» **GOAL**
Among the lines below, count those containing the word "hand". Give the number only.

(Lines of data)
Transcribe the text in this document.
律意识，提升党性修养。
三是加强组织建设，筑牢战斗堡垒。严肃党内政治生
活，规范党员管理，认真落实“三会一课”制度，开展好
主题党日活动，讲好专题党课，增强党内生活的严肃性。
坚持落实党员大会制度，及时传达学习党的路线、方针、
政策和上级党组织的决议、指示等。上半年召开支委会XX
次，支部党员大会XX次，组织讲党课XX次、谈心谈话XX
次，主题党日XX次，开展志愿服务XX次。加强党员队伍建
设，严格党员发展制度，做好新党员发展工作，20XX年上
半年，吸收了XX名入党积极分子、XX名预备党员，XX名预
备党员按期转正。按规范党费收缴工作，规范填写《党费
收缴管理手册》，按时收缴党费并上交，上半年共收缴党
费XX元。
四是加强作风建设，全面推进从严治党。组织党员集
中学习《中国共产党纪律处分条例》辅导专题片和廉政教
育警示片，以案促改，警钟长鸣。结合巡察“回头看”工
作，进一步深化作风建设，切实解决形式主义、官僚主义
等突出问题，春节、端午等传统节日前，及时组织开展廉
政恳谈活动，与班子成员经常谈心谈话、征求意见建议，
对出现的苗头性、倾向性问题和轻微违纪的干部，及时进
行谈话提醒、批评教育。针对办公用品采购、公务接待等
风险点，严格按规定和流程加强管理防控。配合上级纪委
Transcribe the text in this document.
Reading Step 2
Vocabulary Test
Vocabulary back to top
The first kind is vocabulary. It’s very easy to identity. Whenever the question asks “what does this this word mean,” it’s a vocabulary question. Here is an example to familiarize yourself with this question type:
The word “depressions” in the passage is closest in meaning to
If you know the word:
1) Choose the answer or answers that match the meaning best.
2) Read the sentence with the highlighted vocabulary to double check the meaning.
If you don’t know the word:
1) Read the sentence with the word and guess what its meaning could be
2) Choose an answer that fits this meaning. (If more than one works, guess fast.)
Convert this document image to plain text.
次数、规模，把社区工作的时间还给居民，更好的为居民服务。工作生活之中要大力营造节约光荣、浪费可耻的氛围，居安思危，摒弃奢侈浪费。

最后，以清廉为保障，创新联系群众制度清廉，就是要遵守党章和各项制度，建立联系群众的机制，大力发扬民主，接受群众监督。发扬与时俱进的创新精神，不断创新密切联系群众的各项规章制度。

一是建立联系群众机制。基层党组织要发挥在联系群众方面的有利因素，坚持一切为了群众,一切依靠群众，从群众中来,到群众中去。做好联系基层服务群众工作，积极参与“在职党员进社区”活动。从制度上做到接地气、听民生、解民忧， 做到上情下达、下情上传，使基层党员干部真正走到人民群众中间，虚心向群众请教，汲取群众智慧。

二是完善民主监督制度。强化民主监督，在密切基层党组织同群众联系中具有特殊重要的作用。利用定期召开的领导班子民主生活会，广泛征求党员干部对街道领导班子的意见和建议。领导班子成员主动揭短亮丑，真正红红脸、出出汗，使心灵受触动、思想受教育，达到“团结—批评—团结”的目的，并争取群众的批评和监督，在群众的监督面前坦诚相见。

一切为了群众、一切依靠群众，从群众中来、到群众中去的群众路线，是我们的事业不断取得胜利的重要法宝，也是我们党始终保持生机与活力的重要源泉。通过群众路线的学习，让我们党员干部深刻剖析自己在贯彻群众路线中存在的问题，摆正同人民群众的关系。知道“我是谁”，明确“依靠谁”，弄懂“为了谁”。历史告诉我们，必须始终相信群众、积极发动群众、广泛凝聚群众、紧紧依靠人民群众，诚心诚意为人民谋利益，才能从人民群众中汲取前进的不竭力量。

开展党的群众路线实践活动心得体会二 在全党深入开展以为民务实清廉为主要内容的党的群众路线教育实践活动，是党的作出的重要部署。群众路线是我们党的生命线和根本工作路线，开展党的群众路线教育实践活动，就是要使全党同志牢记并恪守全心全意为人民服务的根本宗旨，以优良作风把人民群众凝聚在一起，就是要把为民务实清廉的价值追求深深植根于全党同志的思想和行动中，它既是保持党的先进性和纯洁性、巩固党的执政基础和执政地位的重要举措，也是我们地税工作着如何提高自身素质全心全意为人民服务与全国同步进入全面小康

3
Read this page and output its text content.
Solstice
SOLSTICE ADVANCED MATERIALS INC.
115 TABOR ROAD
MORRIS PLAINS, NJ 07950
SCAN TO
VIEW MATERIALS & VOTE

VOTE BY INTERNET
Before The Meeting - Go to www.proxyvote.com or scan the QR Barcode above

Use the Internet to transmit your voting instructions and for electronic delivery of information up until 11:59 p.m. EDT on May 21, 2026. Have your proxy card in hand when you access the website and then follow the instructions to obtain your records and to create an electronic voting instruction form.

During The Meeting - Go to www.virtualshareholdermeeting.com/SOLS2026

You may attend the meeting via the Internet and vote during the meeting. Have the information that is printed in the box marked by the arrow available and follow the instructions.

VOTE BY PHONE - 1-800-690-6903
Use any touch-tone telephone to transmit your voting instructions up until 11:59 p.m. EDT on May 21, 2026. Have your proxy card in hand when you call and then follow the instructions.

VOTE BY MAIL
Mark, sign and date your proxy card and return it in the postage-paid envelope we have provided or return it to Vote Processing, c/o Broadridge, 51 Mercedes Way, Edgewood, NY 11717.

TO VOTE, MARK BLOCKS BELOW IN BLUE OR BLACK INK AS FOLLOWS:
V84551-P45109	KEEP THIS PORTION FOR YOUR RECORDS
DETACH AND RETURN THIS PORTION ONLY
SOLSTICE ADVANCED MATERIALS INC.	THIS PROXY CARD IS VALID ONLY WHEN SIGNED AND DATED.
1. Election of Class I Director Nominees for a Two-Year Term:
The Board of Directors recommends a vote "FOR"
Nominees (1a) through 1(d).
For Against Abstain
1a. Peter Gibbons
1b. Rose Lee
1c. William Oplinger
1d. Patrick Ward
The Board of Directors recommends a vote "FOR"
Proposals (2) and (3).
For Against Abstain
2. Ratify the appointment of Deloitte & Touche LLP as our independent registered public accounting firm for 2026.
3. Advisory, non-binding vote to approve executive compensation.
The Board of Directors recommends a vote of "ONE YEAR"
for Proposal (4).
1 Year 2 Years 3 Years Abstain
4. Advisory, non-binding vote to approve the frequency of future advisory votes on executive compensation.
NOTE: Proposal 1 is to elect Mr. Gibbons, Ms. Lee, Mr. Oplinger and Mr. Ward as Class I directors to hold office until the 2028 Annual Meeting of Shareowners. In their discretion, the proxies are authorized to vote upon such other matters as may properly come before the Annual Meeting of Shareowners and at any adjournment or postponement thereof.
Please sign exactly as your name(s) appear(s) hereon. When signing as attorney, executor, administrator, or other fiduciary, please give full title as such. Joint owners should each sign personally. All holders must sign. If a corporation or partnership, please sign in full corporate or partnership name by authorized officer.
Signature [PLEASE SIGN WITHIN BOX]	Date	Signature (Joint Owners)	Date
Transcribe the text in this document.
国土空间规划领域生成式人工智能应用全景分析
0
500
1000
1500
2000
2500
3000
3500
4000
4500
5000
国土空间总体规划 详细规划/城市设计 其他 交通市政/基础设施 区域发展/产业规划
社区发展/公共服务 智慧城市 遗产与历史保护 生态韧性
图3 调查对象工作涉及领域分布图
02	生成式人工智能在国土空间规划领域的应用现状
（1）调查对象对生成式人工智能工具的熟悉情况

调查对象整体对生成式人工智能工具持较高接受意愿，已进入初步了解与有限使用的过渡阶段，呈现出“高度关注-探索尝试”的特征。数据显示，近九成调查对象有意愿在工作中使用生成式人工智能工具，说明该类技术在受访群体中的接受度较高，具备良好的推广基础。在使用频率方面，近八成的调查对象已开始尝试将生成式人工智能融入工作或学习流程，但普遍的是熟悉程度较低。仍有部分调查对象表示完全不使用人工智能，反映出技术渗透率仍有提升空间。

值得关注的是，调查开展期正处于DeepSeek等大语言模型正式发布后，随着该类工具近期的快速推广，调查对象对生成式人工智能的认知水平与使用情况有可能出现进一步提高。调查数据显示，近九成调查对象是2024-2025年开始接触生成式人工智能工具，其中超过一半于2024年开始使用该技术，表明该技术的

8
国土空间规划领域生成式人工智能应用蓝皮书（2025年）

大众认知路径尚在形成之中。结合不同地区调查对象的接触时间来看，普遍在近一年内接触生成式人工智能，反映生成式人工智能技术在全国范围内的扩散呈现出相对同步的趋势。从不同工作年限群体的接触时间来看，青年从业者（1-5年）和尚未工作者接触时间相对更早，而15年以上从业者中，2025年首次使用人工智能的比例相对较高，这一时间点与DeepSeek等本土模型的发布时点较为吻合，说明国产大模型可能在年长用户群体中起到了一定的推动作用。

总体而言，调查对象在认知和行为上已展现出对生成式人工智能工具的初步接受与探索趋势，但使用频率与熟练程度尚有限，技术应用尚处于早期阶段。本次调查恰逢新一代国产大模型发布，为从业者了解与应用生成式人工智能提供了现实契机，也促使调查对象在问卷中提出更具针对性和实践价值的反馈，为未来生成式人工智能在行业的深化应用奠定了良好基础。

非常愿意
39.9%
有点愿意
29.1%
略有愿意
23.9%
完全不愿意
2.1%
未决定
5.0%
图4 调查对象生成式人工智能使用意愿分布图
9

» **THE SOLUTION**
2